• [Instruction]: In the listing that follows, count the lines holding the word "page" and report only that number.
# START OF Data entries
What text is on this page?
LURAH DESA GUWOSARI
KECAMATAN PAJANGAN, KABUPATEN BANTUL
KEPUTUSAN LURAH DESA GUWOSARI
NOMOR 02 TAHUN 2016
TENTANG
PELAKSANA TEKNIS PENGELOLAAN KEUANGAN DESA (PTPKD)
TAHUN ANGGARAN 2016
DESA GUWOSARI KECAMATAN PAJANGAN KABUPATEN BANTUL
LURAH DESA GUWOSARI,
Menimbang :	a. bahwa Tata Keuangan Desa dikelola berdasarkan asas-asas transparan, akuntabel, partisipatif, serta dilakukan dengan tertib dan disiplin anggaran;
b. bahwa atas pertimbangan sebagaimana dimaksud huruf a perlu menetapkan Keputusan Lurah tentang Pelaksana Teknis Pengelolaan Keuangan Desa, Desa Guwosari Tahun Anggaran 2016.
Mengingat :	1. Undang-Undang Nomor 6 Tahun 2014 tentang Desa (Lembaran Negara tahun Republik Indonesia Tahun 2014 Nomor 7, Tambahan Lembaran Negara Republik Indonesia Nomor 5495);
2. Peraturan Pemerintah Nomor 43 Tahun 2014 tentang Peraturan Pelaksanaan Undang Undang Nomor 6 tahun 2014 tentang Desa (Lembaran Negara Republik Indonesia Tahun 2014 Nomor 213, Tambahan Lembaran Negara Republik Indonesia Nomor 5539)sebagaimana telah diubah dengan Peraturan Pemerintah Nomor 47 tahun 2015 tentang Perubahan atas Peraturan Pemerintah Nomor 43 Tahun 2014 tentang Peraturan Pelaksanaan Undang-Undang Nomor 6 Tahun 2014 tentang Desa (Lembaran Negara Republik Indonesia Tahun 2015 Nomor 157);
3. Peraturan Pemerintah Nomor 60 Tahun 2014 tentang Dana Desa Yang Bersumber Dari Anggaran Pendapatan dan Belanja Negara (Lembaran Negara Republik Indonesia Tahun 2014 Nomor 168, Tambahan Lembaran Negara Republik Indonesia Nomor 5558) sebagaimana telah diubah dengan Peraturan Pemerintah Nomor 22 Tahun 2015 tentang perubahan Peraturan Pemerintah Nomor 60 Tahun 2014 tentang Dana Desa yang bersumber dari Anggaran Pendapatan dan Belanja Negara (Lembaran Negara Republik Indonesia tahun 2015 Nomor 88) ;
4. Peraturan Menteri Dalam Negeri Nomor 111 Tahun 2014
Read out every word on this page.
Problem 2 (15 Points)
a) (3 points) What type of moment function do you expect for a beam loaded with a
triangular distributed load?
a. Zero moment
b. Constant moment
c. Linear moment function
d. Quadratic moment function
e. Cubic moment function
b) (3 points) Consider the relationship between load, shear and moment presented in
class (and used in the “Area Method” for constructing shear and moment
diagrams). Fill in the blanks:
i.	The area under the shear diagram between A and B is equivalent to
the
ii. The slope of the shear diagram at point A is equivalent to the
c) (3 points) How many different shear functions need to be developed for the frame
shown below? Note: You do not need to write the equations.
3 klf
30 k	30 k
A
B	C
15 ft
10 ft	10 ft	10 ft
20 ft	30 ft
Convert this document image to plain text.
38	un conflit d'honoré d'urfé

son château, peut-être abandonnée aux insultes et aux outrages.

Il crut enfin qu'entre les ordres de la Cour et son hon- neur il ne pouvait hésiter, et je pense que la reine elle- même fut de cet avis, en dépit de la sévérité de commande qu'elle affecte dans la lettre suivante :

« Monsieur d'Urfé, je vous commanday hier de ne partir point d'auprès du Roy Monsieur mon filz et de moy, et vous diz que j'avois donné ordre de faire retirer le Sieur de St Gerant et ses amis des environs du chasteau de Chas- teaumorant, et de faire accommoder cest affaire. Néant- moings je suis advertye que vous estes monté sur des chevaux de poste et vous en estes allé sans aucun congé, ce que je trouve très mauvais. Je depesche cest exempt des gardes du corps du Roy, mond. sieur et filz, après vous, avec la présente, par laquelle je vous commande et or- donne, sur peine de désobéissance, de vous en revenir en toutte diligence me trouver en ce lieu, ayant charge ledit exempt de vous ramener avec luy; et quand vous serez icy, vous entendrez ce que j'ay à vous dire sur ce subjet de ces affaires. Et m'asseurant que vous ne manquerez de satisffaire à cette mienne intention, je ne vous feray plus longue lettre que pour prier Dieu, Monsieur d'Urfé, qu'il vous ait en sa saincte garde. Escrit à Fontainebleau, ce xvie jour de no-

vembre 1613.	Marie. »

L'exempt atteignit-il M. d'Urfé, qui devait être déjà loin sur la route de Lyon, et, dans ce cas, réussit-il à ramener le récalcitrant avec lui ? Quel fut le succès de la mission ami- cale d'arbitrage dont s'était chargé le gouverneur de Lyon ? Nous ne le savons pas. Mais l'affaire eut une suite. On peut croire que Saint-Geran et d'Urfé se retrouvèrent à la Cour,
# END OF Data entries
• [Reply to the task]: 2